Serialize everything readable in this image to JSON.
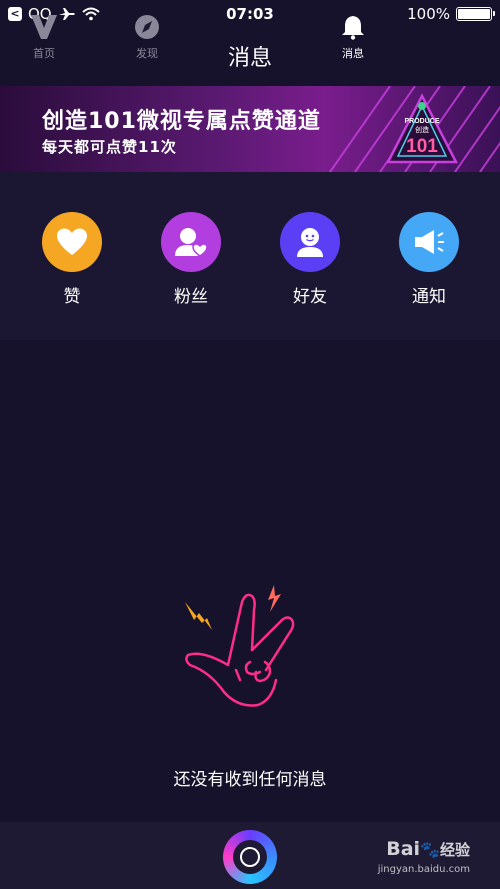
{
  "status": {
    "app": "QQ",
    "time": "07:03",
    "battery": "100%"
  },
  "header": {
    "title": "消息"
  },
  "banner": {
    "title": "创造101微视专属点赞通道",
    "subtitle": "每天都可点赞11次",
    "logo_top": "PRODUCE",
    "logo_cn": "创造",
    "logo_num": "101"
  },
  "categories": [
    {
      "label": "赞",
      "color": "#f5a623"
    },
    {
      "label": "粉丝",
      "color": "#b23ee0"
    },
    {
      "label": "好友",
      "color": "#5a3ff5"
    },
    {
      "label": "通知",
      "color": "#45a8f6"
    }
  ],
  "empty": {
    "text": "还没有收到任何消息"
  },
  "tabs": [
    {
      "label": "首页"
    },
    {
      "label": "发现"
    },
    {
      "label": "消息"
    }
  ],
  "watermark": {
    "brand": "Bai",
    "brand2": "经验",
    "url": "jingyan.baidu.com"
  }
}
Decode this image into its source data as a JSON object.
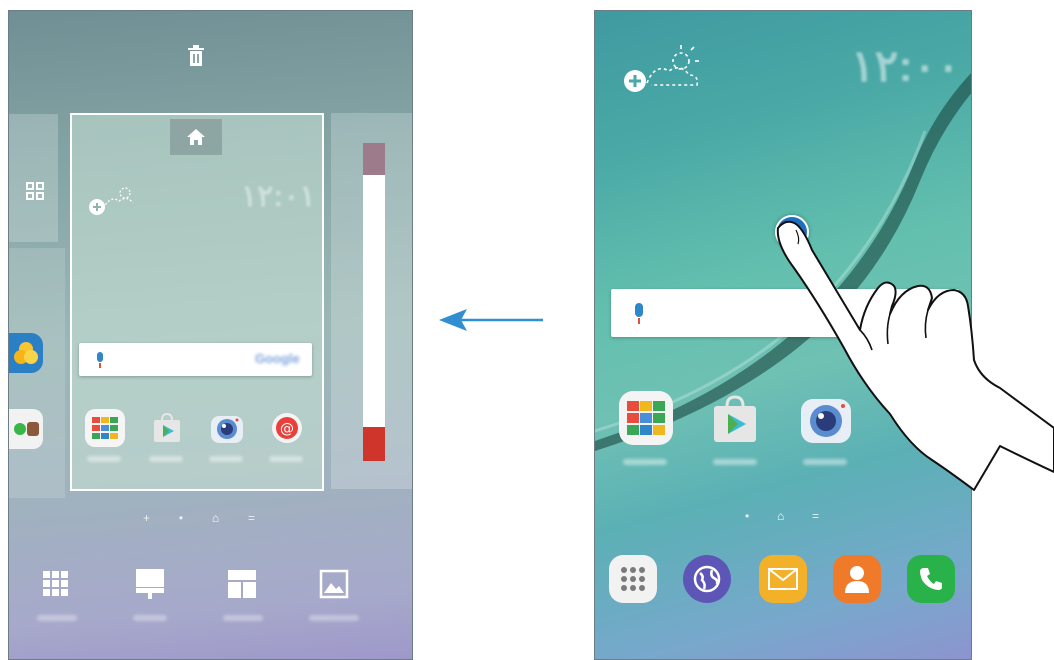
{
  "left_screen": {
    "trash_icon": "trash-icon",
    "home_icon": "home-icon",
    "clock_text": "١٢:٠١",
    "search_brand": "Google",
    "mic_icon": "mic-icon",
    "apps_icon": "apps-grid-icon",
    "dock_apps": [
      "google-folder-icon",
      "play-store-icon",
      "camera-icon",
      "email-icon"
    ],
    "page_indicators": [
      "+",
      "•",
      "⌂",
      "="
    ],
    "edit_menu": [
      "wallpapers-icon",
      "widgets-icon",
      "themes-icon",
      "screen-grid-icon"
    ]
  },
  "right_screen": {
    "clock_text": "١٢:٠٠",
    "page_indicators": [
      "•",
      "⌂",
      "="
    ],
    "home_apps": [
      "google-folder-icon",
      "play-store-icon",
      "camera-icon"
    ],
    "dock_apps": [
      "apps-icon",
      "internet-icon",
      "email-icon",
      "contacts-icon",
      "phone-icon"
    ]
  },
  "colors": {
    "accent_blue": "#2f86c9",
    "touch_dot": "#1e6fbf",
    "arrow": "#2f8fd0"
  }
}
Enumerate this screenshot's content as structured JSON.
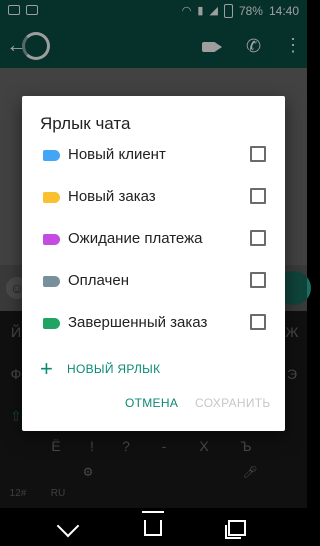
{
  "status_bar": {
    "battery": "78%",
    "time": "14:40"
  },
  "chat": {
    "title": ""
  },
  "keyboard": {
    "row1": [
      "Й",
      "",
      "",
      "",
      "",
      "",
      "",
      "",
      "",
      "",
      "",
      "Ж"
    ],
    "row2": [
      "Ф",
      "",
      "",
      "",
      "",
      "",
      "",
      "",
      "",
      "",
      "Э"
    ],
    "row3_left": "⇧",
    "symbols": [
      "Ё",
      "!",
      "?",
      "-",
      "Х",
      "Ъ"
    ],
    "bottom": [
      "12#",
      "RU",
      "",
      "",
      "",
      "",
      "",
      "",
      "",
      "",
      "",
      ""
    ]
  },
  "dialog": {
    "title": "Ярлык чата",
    "labels": [
      {
        "text": "Новый клиент",
        "color": "#42a5f5",
        "checked": false
      },
      {
        "text": "Новый заказ",
        "color": "#fbc02d",
        "checked": false
      },
      {
        "text": "Ожидание платежа",
        "color": "#c54ce3",
        "checked": false
      },
      {
        "text": "Оплачен",
        "color": "#78909c",
        "checked": false
      },
      {
        "text": "Завершенный заказ",
        "color": "#1fa463",
        "checked": false
      }
    ],
    "new_label": "НОВЫЙ ЯРЛЫК",
    "cancel": "ОТМЕНА",
    "save": "СОХРАНИТЬ"
  }
}
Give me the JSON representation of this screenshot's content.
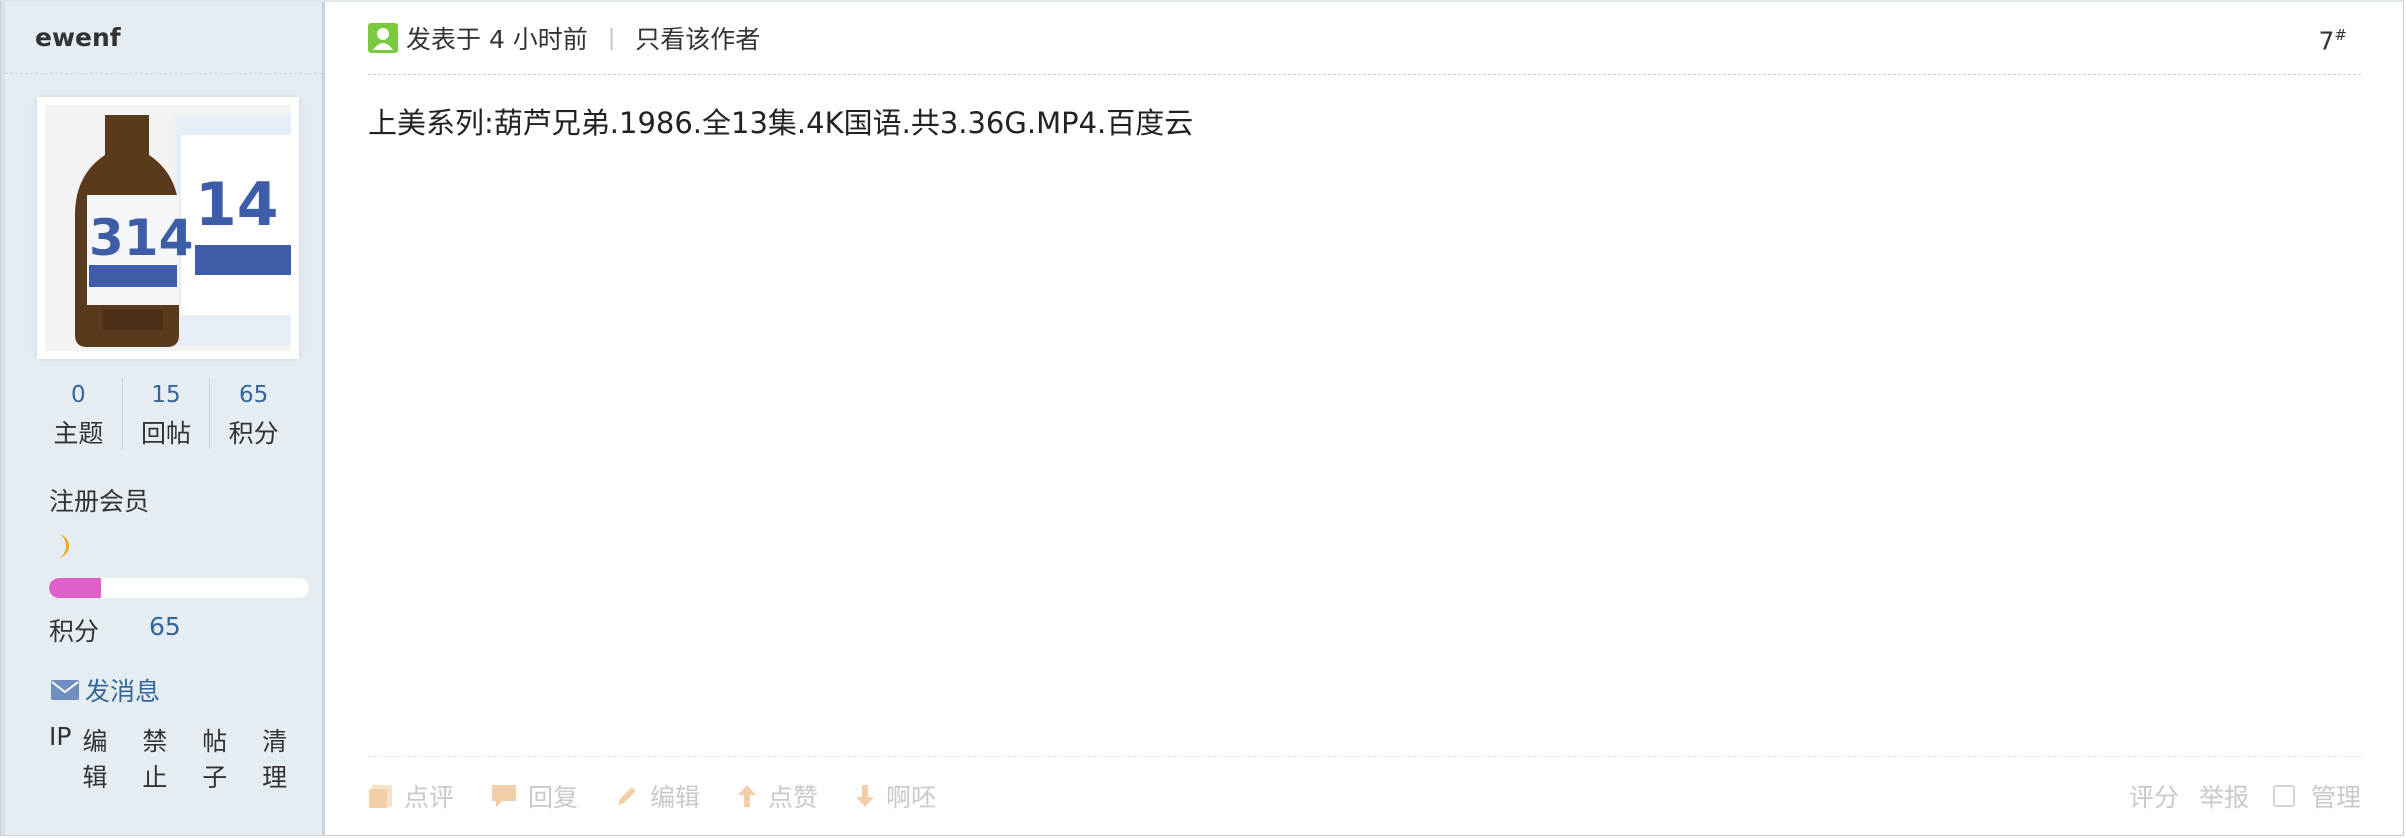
{
  "author": {
    "name": "ewenf"
  },
  "stats": [
    {
      "value": "0",
      "label": "主题"
    },
    {
      "value": "15",
      "label": "回帖"
    },
    {
      "value": "65",
      "label": "积分"
    }
  ],
  "user_group": "注册会员",
  "level_progress": 0.2,
  "credits": {
    "label": "积分",
    "value": "65"
  },
  "send_message": "发消息",
  "admin_links": [
    "IP",
    "编辑",
    "禁止",
    "帖子",
    "清理"
  ],
  "post": {
    "posted_time": "发表于 4 小时前",
    "only_author": "只看该作者",
    "floor": "7",
    "floor_mark": "#",
    "content": "上美系列:葫芦兄弟.1986.全13集.4K国语.共3.36G.MP4.百度云"
  },
  "actions": {
    "comment": "点评",
    "reply": "回复",
    "edit": "编辑",
    "like": "点赞",
    "dislike": "啊呸",
    "rate": "评分",
    "report": "举报",
    "manage": "管理"
  },
  "colors": {
    "progress_fill": "#dc62c9",
    "link": "#336699",
    "moon": "#f5a623"
  }
}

- [What is being asked]:
Take the listing above and restate it word for word, without its pictures.

- [The result]:
Serialize everything readable in this image to JSON.
{
  "status": {
    "app": "QQ",
    "time": "07:03",
    "battery": "100%"
  },
  "header": {
    "title": "消息"
  },
  "banner": {
    "title": "创造101微视专属点赞通道",
    "subtitle": "每天都可点赞11次",
    "logo_top": "PRODUCE",
    "logo_cn": "创造",
    "logo_num": "101"
  },
  "categories": [
    {
      "label": "赞",
      "color": "#f5a623"
    },
    {
      "label": "粉丝",
      "color": "#b23ee0"
    },
    {
      "label": "好友",
      "color": "#5a3ff5"
    },
    {
      "label": "通知",
      "color": "#45a8f6"
    }
  ],
  "empty": {
    "text": "还没有收到任何消息"
  },
  "tabs": [
    {
      "label": "首页"
    },
    {
      "label": "发现"
    },
    {
      "label": "消息"
    }
  ],
  "watermark": {
    "brand": "Bai",
    "brand2": "经验",
    "url": "jingyan.baidu.com"
  }
}
Decode this image into its source data as a JSON object.
{
  "left_screen": {
    "trash_icon": "trash-icon",
    "home_icon": "home-icon",
    "clock_text": "١٢:٠١",
    "search_brand": "Google",
    "mic_icon": "mic-icon",
    "apps_icon": "apps-grid-icon",
    "dock_apps": [
      "google-folder-icon",
      "play-store-icon",
      "camera-icon",
      "email-icon"
    ],
    "page_indicators": [
      "+",
      "•",
      "⌂",
      "="
    ],
    "edit_menu": [
      "wallpapers-icon",
      "widgets-icon",
      "themes-icon",
      "screen-grid-icon"
    ]
  },
  "right_screen": {
    "clock_text": "١٢:٠٠",
    "page_indicators": [
      "•",
      "⌂",
      "="
    ],
    "home_apps": [
      "google-folder-icon",
      "play-store-icon",
      "camera-icon"
    ],
    "dock_apps": [
      "apps-icon",
      "internet-icon",
      "email-icon",
      "contacts-icon",
      "phone-icon"
    ]
  },
  "colors": {
    "accent_blue": "#2f86c9",
    "touch_dot": "#1e6fbf",
    "arrow": "#2f8fd0"
  }
}
Enumerate this screenshot's content as structured JSON.
{
  "status_bar": {
    "battery": "78%",
    "time": "14:40"
  },
  "chat": {
    "title": ""
  },
  "keyboard": {
    "row1": [
      "Й",
      "",
      "",
      "",
      "",
      "",
      "",
      "",
      "",
      "",
      "",
      "Ж"
    ],
    "row2": [
      "Ф",
      "",
      "",
      "",
      "",
      "",
      "",
      "",
      "",
      "",
      "Э"
    ],
    "row3_left": "⇧",
    "symbols": [
      "Ё",
      "!",
      "?",
      "-",
      "Х",
      "Ъ"
    ],
    "bottom": [
      "12#",
      "RU",
      "",
      "",
      "",
      "",
      "",
      "",
      "",
      "",
      "",
      ""
    ]
  },
  "dialog": {
    "title": "Ярлык чата",
    "labels": [
      {
        "text": "Новый клиент",
        "color": "#42a5f5",
        "checked": false
      },
      {
        "text": "Новый заказ",
        "color": "#fbc02d",
        "checked": false
      },
      {
        "text": "Ожидание платежа",
        "color": "#c54ce3",
        "checked": false
      },
      {
        "text": "Оплачен",
        "color": "#78909c",
        "checked": false
      },
      {
        "text": "Завершенный заказ",
        "color": "#1fa463",
        "checked": false
      }
    ],
    "new_label": "НОВЫЙ ЯРЛЫК",
    "cancel": "ОТМЕНА",
    "save": "СОХРАНИТЬ"
  }
}
Give me the JSON representation of this screenshot's content.
{
  "author": {
    "name": "ewenf"
  },
  "stats": [
    {
      "value": "0",
      "label": "主题"
    },
    {
      "value": "15",
      "label": "回帖"
    },
    {
      "value": "65",
      "label": "积分"
    }
  ],
  "user_group": "注册会员",
  "level_progress": 0.2,
  "credits": {
    "label": "积分",
    "value": "65"
  },
  "send_message": "发消息",
  "admin_links": [
    "IP",
    "编辑",
    "禁止",
    "帖子",
    "清理"
  ],
  "post": {
    "posted_time": "发表于 4 小时前",
    "only_author": "只看该作者",
    "floor": "7",
    "floor_mark": "#",
    "content": "上美系列:葫芦兄弟.1986.全13集.4K国语.共3.36G.MP4.百度云"
  },
  "actions": {
    "comment": "点评",
    "reply": "回复",
    "edit": "编辑",
    "like": "点赞",
    "dislike": "啊呸",
    "rate": "评分",
    "report": "举报",
    "manage": "管理"
  },
  "colors": {
    "progress_fill": "#dc62c9",
    "link": "#336699",
    "moon": "#f5a623"
  }
}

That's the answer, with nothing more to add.